### What you will do:
Scan the records below. List lines holding "screenshot".

Stored entries:
━━━━━━━━━━━━━━━━━━━━

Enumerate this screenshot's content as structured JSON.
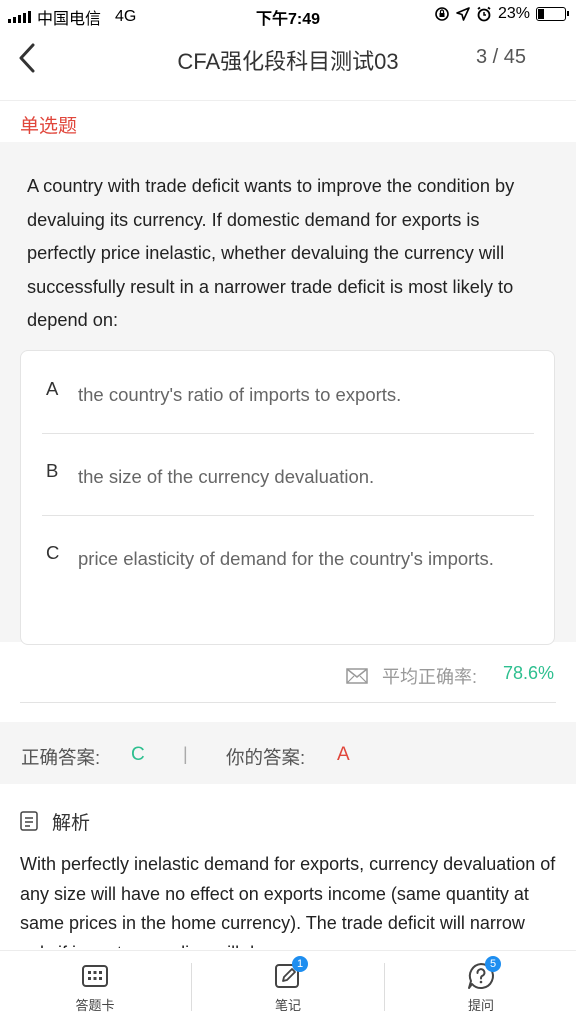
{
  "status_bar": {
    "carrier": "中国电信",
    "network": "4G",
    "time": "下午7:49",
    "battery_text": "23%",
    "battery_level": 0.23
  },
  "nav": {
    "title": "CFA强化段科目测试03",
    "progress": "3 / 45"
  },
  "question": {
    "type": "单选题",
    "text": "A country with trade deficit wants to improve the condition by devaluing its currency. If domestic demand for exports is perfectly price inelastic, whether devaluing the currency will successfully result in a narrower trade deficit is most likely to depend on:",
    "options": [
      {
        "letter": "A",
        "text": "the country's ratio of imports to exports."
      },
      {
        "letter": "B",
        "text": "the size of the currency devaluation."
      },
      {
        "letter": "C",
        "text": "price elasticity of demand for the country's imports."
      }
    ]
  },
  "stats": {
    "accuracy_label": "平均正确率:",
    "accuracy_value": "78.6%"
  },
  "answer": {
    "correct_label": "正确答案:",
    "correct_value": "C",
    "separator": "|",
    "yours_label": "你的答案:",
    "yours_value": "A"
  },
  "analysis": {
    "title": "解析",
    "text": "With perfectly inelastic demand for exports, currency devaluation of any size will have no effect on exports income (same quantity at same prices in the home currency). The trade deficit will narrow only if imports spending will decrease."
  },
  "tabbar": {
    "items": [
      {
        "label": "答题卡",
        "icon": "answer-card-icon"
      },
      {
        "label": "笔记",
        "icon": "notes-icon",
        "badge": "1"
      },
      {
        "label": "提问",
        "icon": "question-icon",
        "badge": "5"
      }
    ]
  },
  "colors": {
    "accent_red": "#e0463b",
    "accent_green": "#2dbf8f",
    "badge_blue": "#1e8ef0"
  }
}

━━━━━━━━━━━━━━━━━━━━

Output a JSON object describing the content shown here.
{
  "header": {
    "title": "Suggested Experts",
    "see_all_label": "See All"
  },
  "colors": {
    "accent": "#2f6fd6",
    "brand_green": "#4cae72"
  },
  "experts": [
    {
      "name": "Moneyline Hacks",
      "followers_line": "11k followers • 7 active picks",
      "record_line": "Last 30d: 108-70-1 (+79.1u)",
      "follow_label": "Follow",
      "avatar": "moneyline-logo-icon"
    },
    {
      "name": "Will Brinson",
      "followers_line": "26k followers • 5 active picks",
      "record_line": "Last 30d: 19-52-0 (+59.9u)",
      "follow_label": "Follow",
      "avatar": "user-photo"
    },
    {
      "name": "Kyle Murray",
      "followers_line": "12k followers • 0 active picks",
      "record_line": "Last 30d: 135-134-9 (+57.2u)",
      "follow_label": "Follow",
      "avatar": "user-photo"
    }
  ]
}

━━━━━━━━━━━━━━━━━━━━

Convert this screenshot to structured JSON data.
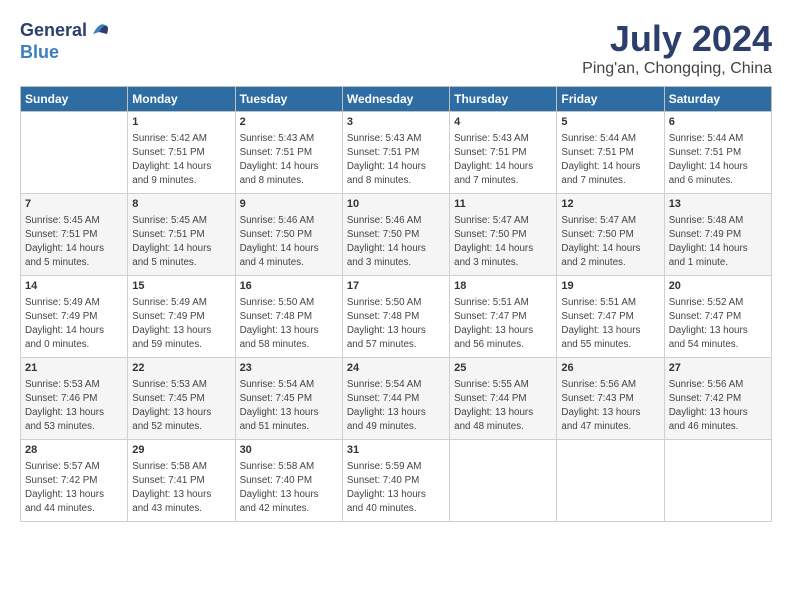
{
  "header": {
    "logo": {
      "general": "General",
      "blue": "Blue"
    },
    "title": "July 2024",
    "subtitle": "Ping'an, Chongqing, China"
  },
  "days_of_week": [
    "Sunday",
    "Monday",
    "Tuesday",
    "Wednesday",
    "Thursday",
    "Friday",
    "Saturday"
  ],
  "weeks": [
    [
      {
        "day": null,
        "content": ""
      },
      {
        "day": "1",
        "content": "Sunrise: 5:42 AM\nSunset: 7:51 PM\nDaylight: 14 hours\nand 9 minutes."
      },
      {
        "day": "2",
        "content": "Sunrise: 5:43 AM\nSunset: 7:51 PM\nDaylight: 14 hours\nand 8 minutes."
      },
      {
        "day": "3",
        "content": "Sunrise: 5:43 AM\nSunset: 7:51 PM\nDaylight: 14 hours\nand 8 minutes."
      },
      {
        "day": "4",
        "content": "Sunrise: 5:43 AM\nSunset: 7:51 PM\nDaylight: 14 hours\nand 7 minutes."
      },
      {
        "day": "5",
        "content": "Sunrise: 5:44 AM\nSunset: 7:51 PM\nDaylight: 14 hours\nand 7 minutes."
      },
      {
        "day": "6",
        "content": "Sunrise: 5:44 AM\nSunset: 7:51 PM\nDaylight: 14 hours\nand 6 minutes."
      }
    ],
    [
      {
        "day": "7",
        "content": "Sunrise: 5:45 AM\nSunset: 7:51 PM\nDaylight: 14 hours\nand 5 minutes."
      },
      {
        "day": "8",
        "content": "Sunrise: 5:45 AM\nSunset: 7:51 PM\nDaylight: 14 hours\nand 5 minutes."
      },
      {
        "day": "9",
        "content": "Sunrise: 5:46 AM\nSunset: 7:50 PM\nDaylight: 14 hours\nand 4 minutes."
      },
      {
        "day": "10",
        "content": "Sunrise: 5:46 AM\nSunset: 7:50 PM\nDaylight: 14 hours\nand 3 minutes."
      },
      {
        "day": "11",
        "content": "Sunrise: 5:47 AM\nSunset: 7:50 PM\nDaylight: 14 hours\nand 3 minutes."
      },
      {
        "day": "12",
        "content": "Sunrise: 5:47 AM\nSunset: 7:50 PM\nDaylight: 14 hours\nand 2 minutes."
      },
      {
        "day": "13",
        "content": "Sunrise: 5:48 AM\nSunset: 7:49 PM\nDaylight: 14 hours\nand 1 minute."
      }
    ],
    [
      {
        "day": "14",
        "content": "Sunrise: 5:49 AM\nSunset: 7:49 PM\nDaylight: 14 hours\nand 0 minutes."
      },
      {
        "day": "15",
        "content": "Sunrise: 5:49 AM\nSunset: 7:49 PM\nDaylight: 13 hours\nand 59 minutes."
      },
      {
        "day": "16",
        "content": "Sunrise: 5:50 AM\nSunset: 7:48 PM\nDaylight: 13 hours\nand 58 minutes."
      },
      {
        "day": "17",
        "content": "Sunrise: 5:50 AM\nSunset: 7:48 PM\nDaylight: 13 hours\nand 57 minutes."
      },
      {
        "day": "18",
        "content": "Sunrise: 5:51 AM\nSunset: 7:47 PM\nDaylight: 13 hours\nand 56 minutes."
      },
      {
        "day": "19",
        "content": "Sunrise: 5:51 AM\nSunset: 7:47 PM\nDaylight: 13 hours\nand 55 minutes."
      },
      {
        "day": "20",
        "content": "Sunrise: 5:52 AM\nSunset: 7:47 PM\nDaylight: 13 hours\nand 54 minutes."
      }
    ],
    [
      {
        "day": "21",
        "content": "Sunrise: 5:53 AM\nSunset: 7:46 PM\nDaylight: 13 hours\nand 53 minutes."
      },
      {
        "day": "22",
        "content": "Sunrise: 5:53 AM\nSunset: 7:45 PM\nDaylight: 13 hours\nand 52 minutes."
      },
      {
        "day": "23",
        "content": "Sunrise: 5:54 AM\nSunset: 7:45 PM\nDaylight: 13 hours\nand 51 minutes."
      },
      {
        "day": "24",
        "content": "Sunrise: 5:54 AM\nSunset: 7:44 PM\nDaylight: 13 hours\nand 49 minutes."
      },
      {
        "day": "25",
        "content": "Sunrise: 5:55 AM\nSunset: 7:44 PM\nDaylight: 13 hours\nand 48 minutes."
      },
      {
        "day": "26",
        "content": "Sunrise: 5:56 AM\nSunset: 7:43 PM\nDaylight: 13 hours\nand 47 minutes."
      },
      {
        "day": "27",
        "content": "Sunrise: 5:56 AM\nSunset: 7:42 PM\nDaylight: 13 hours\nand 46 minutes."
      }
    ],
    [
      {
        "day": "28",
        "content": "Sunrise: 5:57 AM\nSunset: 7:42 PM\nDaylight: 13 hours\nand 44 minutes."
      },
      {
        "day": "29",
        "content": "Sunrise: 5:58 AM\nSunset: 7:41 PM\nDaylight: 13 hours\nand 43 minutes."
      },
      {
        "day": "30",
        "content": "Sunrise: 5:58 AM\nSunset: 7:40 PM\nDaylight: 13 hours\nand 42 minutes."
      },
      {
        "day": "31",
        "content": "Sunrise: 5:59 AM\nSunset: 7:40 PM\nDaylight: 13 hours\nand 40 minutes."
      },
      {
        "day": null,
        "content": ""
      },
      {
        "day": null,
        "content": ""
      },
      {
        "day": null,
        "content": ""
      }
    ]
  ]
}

━━━━━━━━━━━━━━━━━━━━

### Solution to the problem:
Enumerate this screenshot's content as structured JSON.
Convert this screenshot to structured JSON data.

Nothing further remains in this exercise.